■ **Objective**
Would you return the complete listing below word for word?
## BEGIN Rows
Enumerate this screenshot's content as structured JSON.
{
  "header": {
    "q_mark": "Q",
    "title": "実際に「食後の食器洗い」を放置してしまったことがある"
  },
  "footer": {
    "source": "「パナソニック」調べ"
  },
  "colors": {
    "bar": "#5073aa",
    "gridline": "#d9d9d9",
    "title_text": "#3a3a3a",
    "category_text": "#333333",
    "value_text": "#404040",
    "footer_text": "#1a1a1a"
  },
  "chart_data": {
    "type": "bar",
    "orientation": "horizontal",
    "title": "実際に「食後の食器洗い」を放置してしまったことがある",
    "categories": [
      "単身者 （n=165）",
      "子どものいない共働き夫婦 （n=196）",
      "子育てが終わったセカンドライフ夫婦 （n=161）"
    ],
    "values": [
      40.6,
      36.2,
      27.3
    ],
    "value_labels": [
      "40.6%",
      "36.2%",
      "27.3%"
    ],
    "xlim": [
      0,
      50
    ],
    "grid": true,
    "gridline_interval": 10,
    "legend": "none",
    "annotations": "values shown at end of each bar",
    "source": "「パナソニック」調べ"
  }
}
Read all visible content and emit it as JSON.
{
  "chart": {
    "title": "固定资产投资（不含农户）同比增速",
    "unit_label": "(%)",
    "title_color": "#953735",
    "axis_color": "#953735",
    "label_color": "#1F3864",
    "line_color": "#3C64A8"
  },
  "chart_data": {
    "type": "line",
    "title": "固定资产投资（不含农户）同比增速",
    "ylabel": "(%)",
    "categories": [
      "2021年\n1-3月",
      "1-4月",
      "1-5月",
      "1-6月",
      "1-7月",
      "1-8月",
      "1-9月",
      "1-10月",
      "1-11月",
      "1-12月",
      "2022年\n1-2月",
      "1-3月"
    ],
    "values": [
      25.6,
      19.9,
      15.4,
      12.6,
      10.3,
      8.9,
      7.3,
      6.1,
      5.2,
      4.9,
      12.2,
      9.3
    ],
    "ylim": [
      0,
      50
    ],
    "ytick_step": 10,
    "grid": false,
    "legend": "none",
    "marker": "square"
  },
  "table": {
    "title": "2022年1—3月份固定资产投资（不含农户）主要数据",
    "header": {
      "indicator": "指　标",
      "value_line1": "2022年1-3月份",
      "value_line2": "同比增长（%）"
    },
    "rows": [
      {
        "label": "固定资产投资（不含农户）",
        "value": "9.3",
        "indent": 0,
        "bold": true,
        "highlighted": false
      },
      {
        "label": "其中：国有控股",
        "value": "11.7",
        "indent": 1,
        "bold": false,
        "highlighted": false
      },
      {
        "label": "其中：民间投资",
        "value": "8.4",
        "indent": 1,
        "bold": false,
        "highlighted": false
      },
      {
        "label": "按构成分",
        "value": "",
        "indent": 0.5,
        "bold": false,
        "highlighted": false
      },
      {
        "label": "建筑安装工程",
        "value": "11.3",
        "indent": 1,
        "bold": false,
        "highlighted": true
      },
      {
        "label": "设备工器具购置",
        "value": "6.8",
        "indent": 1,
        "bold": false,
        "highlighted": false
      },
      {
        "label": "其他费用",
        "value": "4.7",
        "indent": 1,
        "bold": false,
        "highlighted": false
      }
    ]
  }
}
## END Rows
■ **Output of the exercise**
Enumerate this screenshot's content as structured JSON.
{
  "header": {
    "q_mark": "Q",
    "title": "実際に「食後の食器洗い」を放置してしまったことがある"
  },
  "footer": {
    "source": "「パナソニック」調べ"
  },
  "colors": {
    "bar": "#5073aa",
    "gridline": "#d9d9d9",
    "title_text": "#3a3a3a",
    "category_text": "#333333",
    "value_text": "#404040",
    "footer_text": "#1a1a1a"
  },
  "chart_data": {
    "type": "bar",
    "orientation": "horizontal",
    "title": "実際に「食後の食器洗い」を放置してしまったことがある",
    "categories": [
      "単身者 （n=165）",
      "子どものいない共働き夫婦 （n=196）",
      "子育てが終わったセカンドライフ夫婦 （n=161）"
    ],
    "values": [
      40.6,
      36.2,
      27.3
    ],
    "value_labels": [
      "40.6%",
      "36.2%",
      "27.3%"
    ],
    "xlim": [
      0,
      50
    ],
    "grid": true,
    "gridline_interval": 10,
    "legend": "none",
    "annotations": "values shown at end of each bar",
    "source": "「パナソニック」調べ"
  }
}
Read all visible content and emit it as JSON.
{
  "chart": {
    "title": "固定资产投资（不含农户）同比增速",
    "unit_label": "(%)",
    "title_color": "#953735",
    "axis_color": "#953735",
    "label_color": "#1F3864",
    "line_color": "#3C64A8"
  },
  "chart_data": {
    "type": "line",
    "title": "固定资产投资（不含农户）同比增速",
    "ylabel": "(%)",
    "categories": [
      "2021年\n1-3月",
      "1-4月",
      "1-5月",
      "1-6月",
      "1-7月",
      "1-8月",
      "1-9月",
      "1-10月",
      "1-11月",
      "1-12月",
      "2022年\n1-2月",
      "1-3月"
    ],
    "values": [
      25.6,
      19.9,
      15.4,
      12.6,
      10.3,
      8.9,
      7.3,
      6.1,
      5.2,
      4.9,
      12.2,
      9.3
    ],
    "ylim": [
      0,
      50
    ],
    "ytick_step": 10,
    "grid": false,
    "legend": "none",
    "marker": "square"
  },
  "table": {
    "title": "2022年1—3月份固定资产投资（不含农户）主要数据",
    "header": {
      "indicator": "指　标",
      "value_line1": "2022年1-3月份",
      "value_line2": "同比增长（%）"
    },
    "rows": [
      {
        "label": "固定资产投资（不含农户）",
        "value": "9.3",
        "indent": 0,
        "bold": true,
        "highlighted": false
      },
      {
        "label": "其中：国有控股",
        "value": "11.7",
        "indent": 1,
        "bold": false,
        "highlighted": false
      },
      {
        "label": "其中：民间投资",
        "value": "8.4",
        "indent": 1,
        "bold": false,
        "highlighted": false
      },
      {
        "label": "按构成分",
        "value": "",
        "indent": 0.5,
        "bold": false,
        "highlighted": false
      },
      {
        "label": "建筑安装工程",
        "value": "11.3",
        "indent": 1,
        "bold": false,
        "highlighted": true
      },
      {
        "label": "设备工器具购置",
        "value": "6.8",
        "indent": 1,
        "bold": false,
        "highlighted": false
      },
      {
        "label": "其他费用",
        "value": "4.7",
        "indent": 1,
        "bold": false,
        "highlighted": false
      }
    ]
  }
}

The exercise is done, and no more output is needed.